__What needs to be done__:
The entries below should be quoted exactly, with no pictures carried over.

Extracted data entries
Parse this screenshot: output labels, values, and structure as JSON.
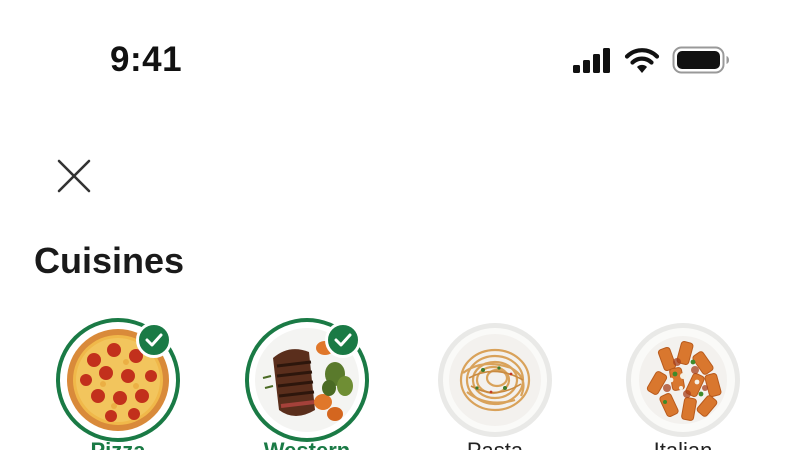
{
  "status_bar": {
    "time": "9:41",
    "icons": [
      "signal-icon",
      "wifi-icon",
      "battery-icon"
    ]
  },
  "header": {
    "close_icon": "close-icon"
  },
  "section": {
    "title": "Cuisines"
  },
  "colors": {
    "accent": "#1a7a45",
    "text": "#1a1a1a",
    "background": "#ffffff"
  },
  "cuisines": [
    {
      "label": "Pizza",
      "image": "pizza",
      "selected": true
    },
    {
      "label": "Western",
      "image": "steak",
      "selected": true
    },
    {
      "label": "Pasta",
      "image": "spaghetti",
      "selected": false
    },
    {
      "label": "Italian",
      "image": "rigatoni",
      "selected": false
    }
  ]
}
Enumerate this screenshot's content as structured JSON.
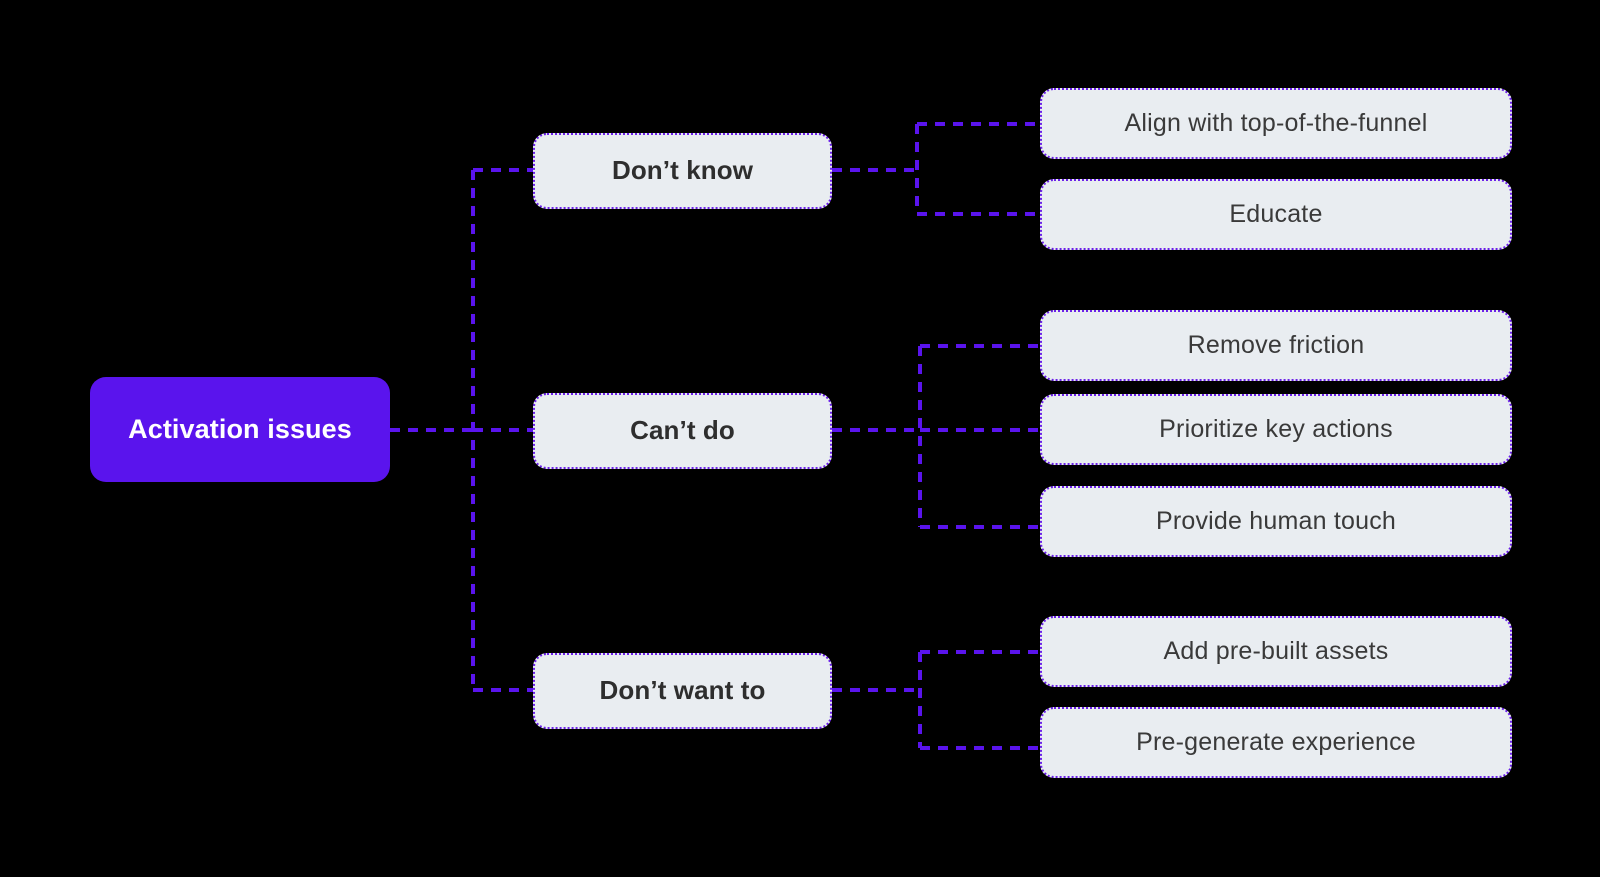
{
  "diagram": {
    "title": "Activation issues",
    "background_color": "#000000",
    "accent_color": "#5A14ED",
    "card_fill_color": "#E9EDF1",
    "card_border_color": "#6B21E8",
    "root": {
      "label": "Activation issues"
    },
    "branches": [
      {
        "label": "Don’t know",
        "leaves": [
          {
            "label": "Align with top-of-the-funnel"
          },
          {
            "label": "Educate"
          }
        ]
      },
      {
        "label": "Can’t do",
        "leaves": [
          {
            "label": "Remove friction"
          },
          {
            "label": "Prioritize key actions"
          },
          {
            "label": "Provide human touch"
          }
        ]
      },
      {
        "label": "Don’t want to",
        "leaves": [
          {
            "label": "Add pre-built assets"
          },
          {
            "label": "Pre-generate experience"
          }
        ]
      }
    ]
  }
}
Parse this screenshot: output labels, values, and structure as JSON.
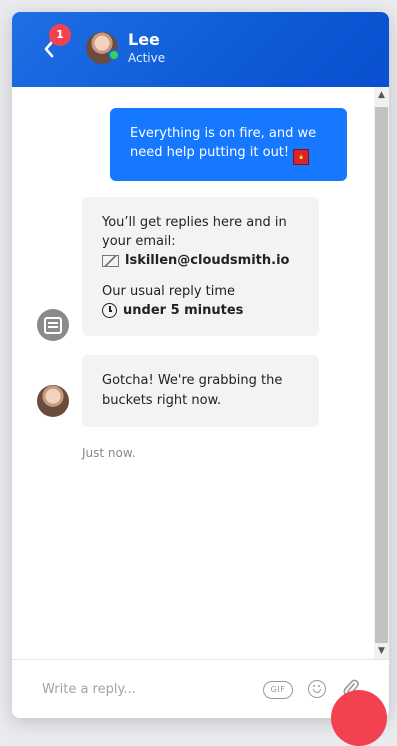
{
  "header": {
    "unread_count": "1",
    "agent_name": "Lee",
    "agent_status": "Active",
    "back_icon": "chevron-left-icon"
  },
  "messages": {
    "user_message": "Everything is on fire, and we need help putting it out!",
    "user_emoji": "fire-emoji",
    "info": {
      "replies_text": "You’ll get replies here and in your email:",
      "email": "lskillen@cloudsmith.io",
      "reply_time_label": "Our usual reply time",
      "reply_time_value": "under 5 minutes"
    },
    "agent_reply": "Gotcha! We're grabbing the buckets right now.",
    "timestamp": "Just now."
  },
  "composer": {
    "placeholder": "Write a reply...",
    "gif_label": "GIF"
  },
  "colors": {
    "header": "#0e5ad7",
    "user_bubble": "#1677ff",
    "badge": "#f2424f",
    "status_online": "#39d353"
  }
}
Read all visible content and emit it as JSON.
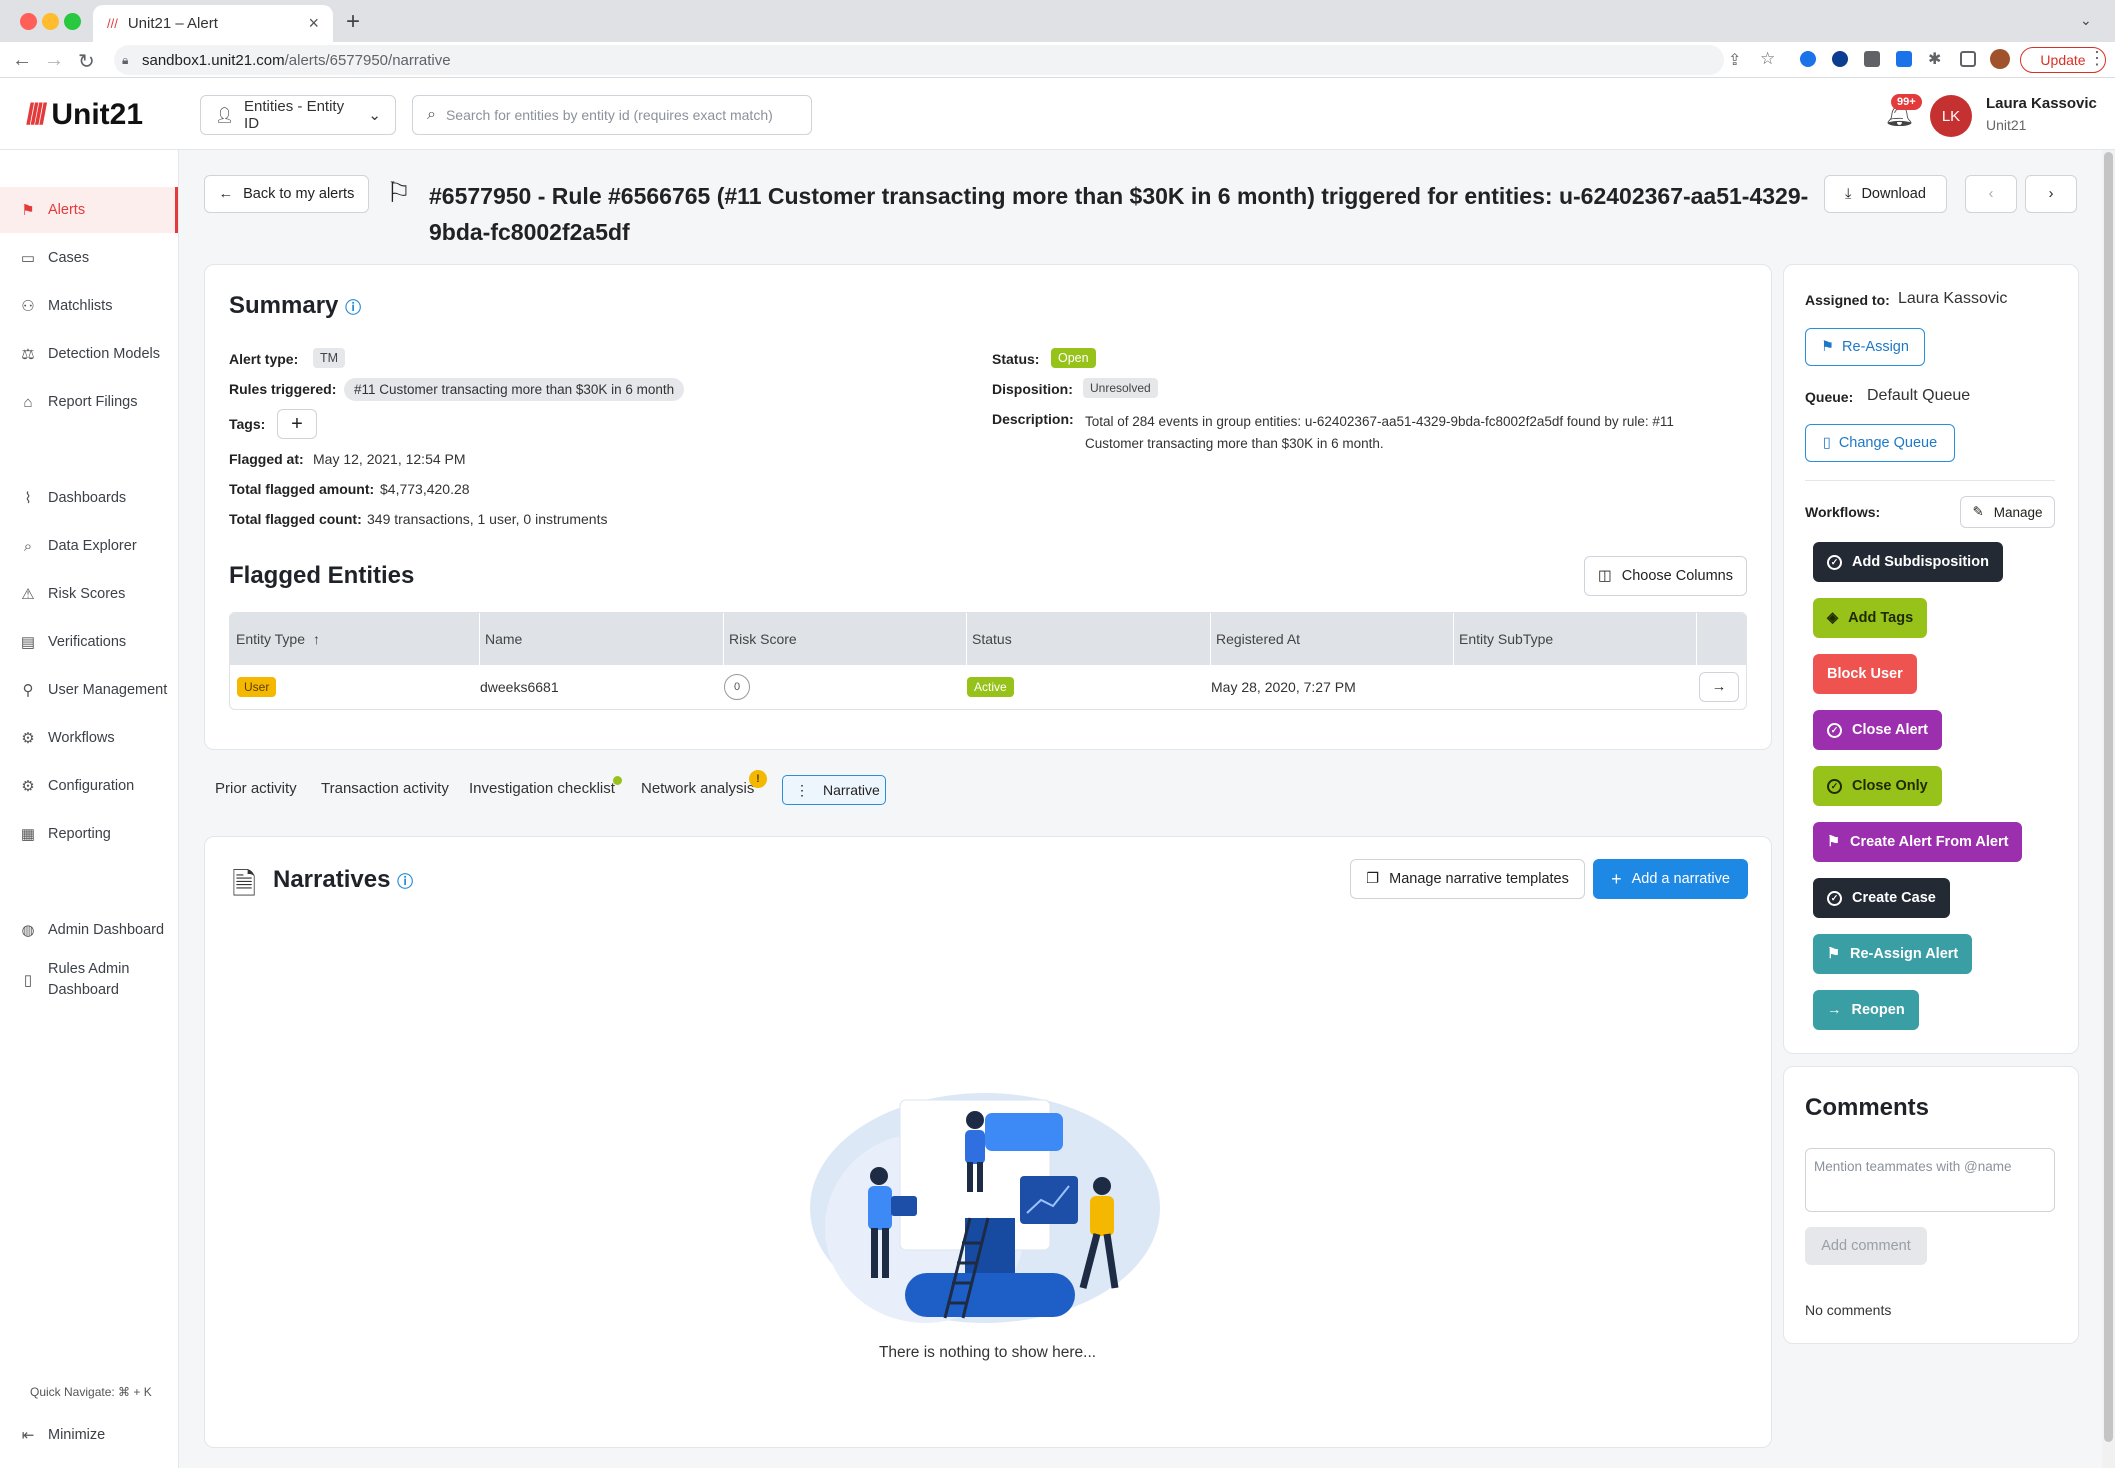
{
  "browser": {
    "tab_title": "Unit21 – Alert",
    "url_host": "sandbox1.unit21.com",
    "url_path": "/alerts/6577950/narrative",
    "update_label": "Update"
  },
  "header": {
    "logo_text": "Unit21",
    "entity_select": "Entities - Entity ID",
    "search_placeholder": "Search for entities by entity id (requires exact match)",
    "notif_count": "99+",
    "avatar_initials": "LK",
    "user_name": "Laura Kassovic",
    "user_org": "Unit21"
  },
  "sidebar": {
    "items": [
      {
        "label": "Alerts",
        "icon": "flag-icon"
      },
      {
        "label": "Cases",
        "icon": "briefcase-icon"
      },
      {
        "label": "Matchlists",
        "icon": "user-list-icon"
      },
      {
        "label": "Detection Models",
        "icon": "scale-icon"
      },
      {
        "label": "Report Filings",
        "icon": "bank-icon"
      },
      {
        "label": "Dashboards",
        "icon": "chart-line-icon"
      },
      {
        "label": "Data Explorer",
        "icon": "magnify-list-icon"
      },
      {
        "label": "Risk Scores",
        "icon": "warning-icon"
      },
      {
        "label": "Verifications",
        "icon": "id-card-icon"
      },
      {
        "label": "User Management",
        "icon": "user-icon"
      },
      {
        "label": "Workflows",
        "icon": "gear-flow-icon"
      },
      {
        "label": "Configuration",
        "icon": "gear-icon"
      },
      {
        "label": "Reporting",
        "icon": "report-icon"
      },
      {
        "label": "Admin Dashboard",
        "icon": "globe-icon"
      },
      {
        "label": "Rules Admin",
        "label2": "Dashboard",
        "icon": "clipboard-icon"
      }
    ],
    "quick_navigate": "Quick Navigate: ⌘ + K",
    "minimize": "Minimize"
  },
  "alert": {
    "back_label": "Back to my alerts",
    "title_line1": "#6577950 - Rule #6566765 (#11 Customer transacting more than $30K in 6 month) triggered for entities: u-62402367-aa51-4329-",
    "title_line2": "9bda-fc8002f2a5df",
    "download_label": "Download"
  },
  "summary": {
    "heading": "Summary",
    "alert_type_label": "Alert type:",
    "alert_type": "TM",
    "rules_label": "Rules triggered:",
    "rules": "#11 Customer transacting more than $30K in 6 month",
    "tags_label": "Tags:",
    "flagged_at_label": "Flagged at:",
    "flagged_at": "May 12, 2021, 12:54 PM",
    "amount_label": "Total flagged amount:",
    "amount": "$4,773,420.28",
    "count_label": "Total flagged count:",
    "count": "349 transactions, 1 user, 0 instruments",
    "status_label": "Status:",
    "status": "Open",
    "disposition_label": "Disposition:",
    "disposition": "Unresolved",
    "description_label": "Description:",
    "description_line1": "Total of 284 events in group entities: u-62402367-aa51-4329-9bda-fc8002f2a5df found by rule: #11",
    "description_line2": "Customer transacting more than $30K in 6 month."
  },
  "flagged": {
    "heading": "Flagged Entities",
    "choose_columns": "Choose Columns",
    "columns": [
      "Entity Type",
      "Name",
      "Risk Score",
      "Status",
      "Registered At",
      "Entity SubType"
    ],
    "row": {
      "type": "User",
      "name": "dweeks6681",
      "risk": "0",
      "status": "Active",
      "registered": "May 28, 2020, 7:27 PM",
      "subtype": ""
    }
  },
  "tabs": [
    "Prior activity",
    "Transaction activity",
    "Investigation checklist",
    "Network analysis",
    "Narrative"
  ],
  "narratives": {
    "heading": "Narratives",
    "manage_label": "Manage narrative templates",
    "add_label": "Add a narrative",
    "empty": "There is nothing to show here..."
  },
  "assign": {
    "assigned_label": "Assigned to:",
    "assigned_to": "Laura Kassovic",
    "reassign": "Re-Assign",
    "queue_label": "Queue:",
    "queue": "Default Queue",
    "change_queue": "Change Queue",
    "workflows_label": "Workflows:",
    "manage": "Manage",
    "workflows": [
      {
        "label": "Add Subdisposition",
        "color": "#232a33"
      },
      {
        "label": "Add Tags",
        "color": "#97c21a"
      },
      {
        "label": "Block User",
        "color": "#ef5350"
      },
      {
        "label": "Close Alert",
        "color": "#9c2fae"
      },
      {
        "label": "Close Only",
        "color": "#97c21a"
      },
      {
        "label": "Create Alert From Alert",
        "color": "#9c2fae"
      },
      {
        "label": "Create Case",
        "color": "#232a33"
      },
      {
        "label": "Re-Assign Alert",
        "color": "#3a9ea5"
      },
      {
        "label": "Reopen",
        "color": "#3a9ea5"
      }
    ]
  },
  "comments": {
    "heading": "Comments",
    "placeholder": "Mention teammates with @name",
    "add_label": "Add comment",
    "empty": "No comments"
  }
}
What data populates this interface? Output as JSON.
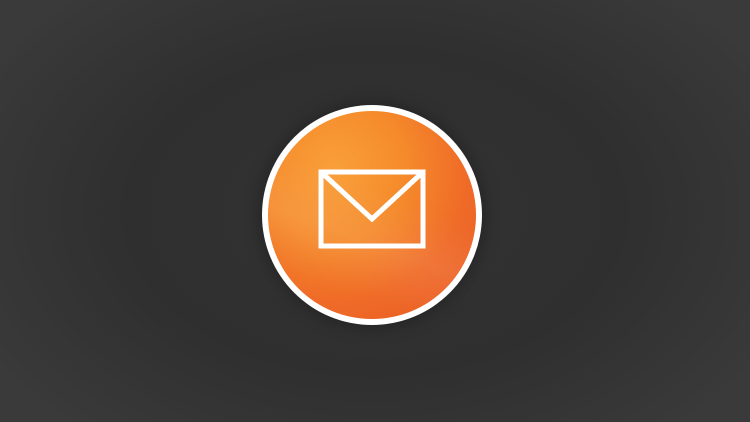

__Solution__:
Parse this screenshot: output labels, values, and structure as JSON.
{
  "status_bar": {
    "time": "9:41",
    "icons": [
      "signal-icon",
      "wifi-icon",
      "battery-icon"
    ]
  },
  "header": {
    "close_icon": "close-icon"
  },
  "section": {
    "title": "Cuisines"
  },
  "colors": {
    "accent": "#1a7a45",
    "text": "#1a1a1a",
    "background": "#ffffff"
  },
  "cuisines": [
    {
      "label": "Pizza",
      "image": "pizza",
      "selected": true
    },
    {
      "label": "Western",
      "image": "steak",
      "selected": true
    },
    {
      "label": "Pasta",
      "image": "spaghetti",
      "selected": false
    },
    {
      "label": "Italian",
      "image": "rigatoni",
      "selected": false
    }
  ]
}
Enumerate this screenshot's content as structured JSON.
{
  "diagram": {
    "title": "Activation issues",
    "background_color": "#000000",
    "accent_color": "#5A14ED",
    "card_fill_color": "#E9EDF1",
    "card_border_color": "#6B21E8",
    "root": {
      "label": "Activation issues"
    },
    "branches": [
      {
        "label": "Don’t know",
        "leaves": [
          {
            "label": "Align with top-of-the-funnel"
          },
          {
            "label": "Educate"
          }
        ]
      },
      {
        "label": "Can’t do",
        "leaves": [
          {
            "label": "Remove friction"
          },
          {
            "label": "Prioritize key actions"
          },
          {
            "label": "Provide human touch"
          }
        ]
      },
      {
        "label": "Don’t want to",
        "leaves": [
          {
            "label": "Add pre-built assets"
          },
          {
            "label": "Pre-generate experience"
          }
        ]
      }
    ]
  }
}
Parse this screenshot: output labels, values, and structure as JSON.
{
  "header": {
    "unread_count": "1",
    "agent_name": "Lee",
    "agent_status": "Active",
    "back_icon": "chevron-left-icon"
  },
  "messages": {
    "user_message": "Everything is on fire, and we need help putting it out!",
    "user_emoji": "fire-emoji",
    "info": {
      "replies_text": "You’ll get replies here and in your email:",
      "email": "lskillen@cloudsmith.io",
      "reply_time_label": "Our usual reply time",
      "reply_time_value": "under 5 minutes"
    },
    "agent_reply": "Gotcha! We're grabbing the buckets right now.",
    "timestamp": "Just now."
  },
  "composer": {
    "placeholder": "Write a reply...",
    "gif_label": "GIF"
  },
  "colors": {
    "header": "#0e5ad7",
    "user_bubble": "#1677ff",
    "badge": "#f2424f",
    "status_online": "#39d353"
  }
}
Read all visible content and emit it as JSON.
{
  "browser": {
    "tab_title": "Unit21 – Alert",
    "url_host": "sandbox1.unit21.com",
    "url_path": "/alerts/6577950/narrative",
    "update_label": "Update"
  },
  "header": {
    "logo_text": "Unit21",
    "entity_select": "Entities - Entity ID",
    "search_placeholder": "Search for entities by entity id (requires exact match)",
    "notif_count": "99+",
    "avatar_initials": "LK",
    "user_name": "Laura Kassovic",
    "user_org": "Unit21"
  },
  "sidebar": {
    "items": [
      {
        "label": "Alerts",
        "icon": "flag-icon"
      },
      {
        "label": "Cases",
        "icon": "briefcase-icon"
      },
      {
        "label": "Matchlists",
        "icon": "user-list-icon"
      },
      {
        "label": "Detection Models",
        "icon": "scale-icon"
      },
      {
        "label": "Report Filings",
        "icon": "bank-icon"
      },
      {
        "label": "Dashboards",
        "icon": "chart-line-icon"
      },
      {
        "label": "Data Explorer",
        "icon": "magnify-list-icon"
      },
      {
        "label": "Risk Scores",
        "icon": "warning-icon"
      },
      {
        "label": "Verifications",
        "icon": "id-card-icon"
      },
      {
        "label": "User Management",
        "icon": "user-icon"
      },
      {
        "label": "Workflows",
        "icon": "gear-flow-icon"
      },
      {
        "label": "Configuration",
        "icon": "gear-icon"
      },
      {
        "label": "Reporting",
        "icon": "report-icon"
      },
      {
        "label": "Admin Dashboard",
        "icon": "globe-icon"
      },
      {
        "label": "Rules Admin",
        "label2": "Dashboard",
        "icon": "clipboard-icon"
      }
    ],
    "quick_navigate": "Quick Navigate: ⌘ + K",
    "minimize": "Minimize"
  },
  "alert": {
    "back_label": "Back to my alerts",
    "title_line1": "#6577950 - Rule #6566765 (#11 Customer transacting more than $30K in 6 month) triggered for entities: u-62402367-aa51-4329-",
    "title_line2": "9bda-fc8002f2a5df",
    "download_label": "Download"
  },
  "summary": {
    "heading": "Summary",
    "alert_type_label": "Alert type:",
    "alert_type": "TM",
    "rules_label": "Rules triggered:",
    "rules": "#11 Customer transacting more than $30K in 6 month",
    "tags_label": "Tags:",
    "flagged_at_label": "Flagged at:",
    "flagged_at": "May 12, 2021, 12:54 PM",
    "amount_label": "Total flagged amount:",
    "amount": "$4,773,420.28",
    "count_label": "Total flagged count:",
    "count": "349 transactions, 1 user, 0 instruments",
    "status_label": "Status:",
    "status": "Open",
    "disposition_label": "Disposition:",
    "disposition": "Unresolved",
    "description_label": "Description:",
    "description_line1": "Total of 284 events in group entities: u-62402367-aa51-4329-9bda-fc8002f2a5df found by rule: #11",
    "description_line2": "Customer transacting more than $30K in 6 month."
  },
  "flagged": {
    "heading": "Flagged Entities",
    "choose_columns": "Choose Columns",
    "columns": [
      "Entity Type",
      "Name",
      "Risk Score",
      "Status",
      "Registered At",
      "Entity SubType"
    ],
    "row": {
      "type": "User",
      "name": "dweeks6681",
      "risk": "0",
      "status": "Active",
      "registered": "May 28, 2020, 7:27 PM",
      "subtype": ""
    }
  },
  "tabs": [
    "Prior activity",
    "Transaction activity",
    "Investigation checklist",
    "Network analysis",
    "Narrative"
  ],
  "narratives": {
    "heading": "Narratives",
    "manage_label": "Manage narrative templates",
    "add_label": "Add a narrative",
    "empty": "There is nothing to show here..."
  },
  "assign": {
    "assigned_label": "Assigned to:",
    "assigned_to": "Laura Kassovic",
    "reassign": "Re-Assign",
    "queue_label": "Queue:",
    "queue": "Default Queue",
    "change_queue": "Change Queue",
    "workflows_label": "Workflows:",
    "manage": "Manage",
    "workflows": [
      {
        "label": "Add Subdisposition",
        "color": "#232a33"
      },
      {
        "label": "Add Tags",
        "color": "#97c21a"
      },
      {
        "label": "Block User",
        "color": "#ef5350"
      },
      {
        "label": "Close Alert",
        "color": "#9c2fae"
      },
      {
        "label": "Close Only",
        "color": "#97c21a"
      },
      {
        "label": "Create Alert From Alert",
        "color": "#9c2fae"
      },
      {
        "label": "Create Case",
        "color": "#232a33"
      },
      {
        "label": "Re-Assign Alert",
        "color": "#3a9ea5"
      },
      {
        "label": "Reopen",
        "color": "#3a9ea5"
      }
    ]
  },
  "comments": {
    "heading": "Comments",
    "placeholder": "Mention teammates with @name",
    "add_label": "Add comment",
    "empty": "No comments"
  }
}
What data populates this interface? Output as JSON.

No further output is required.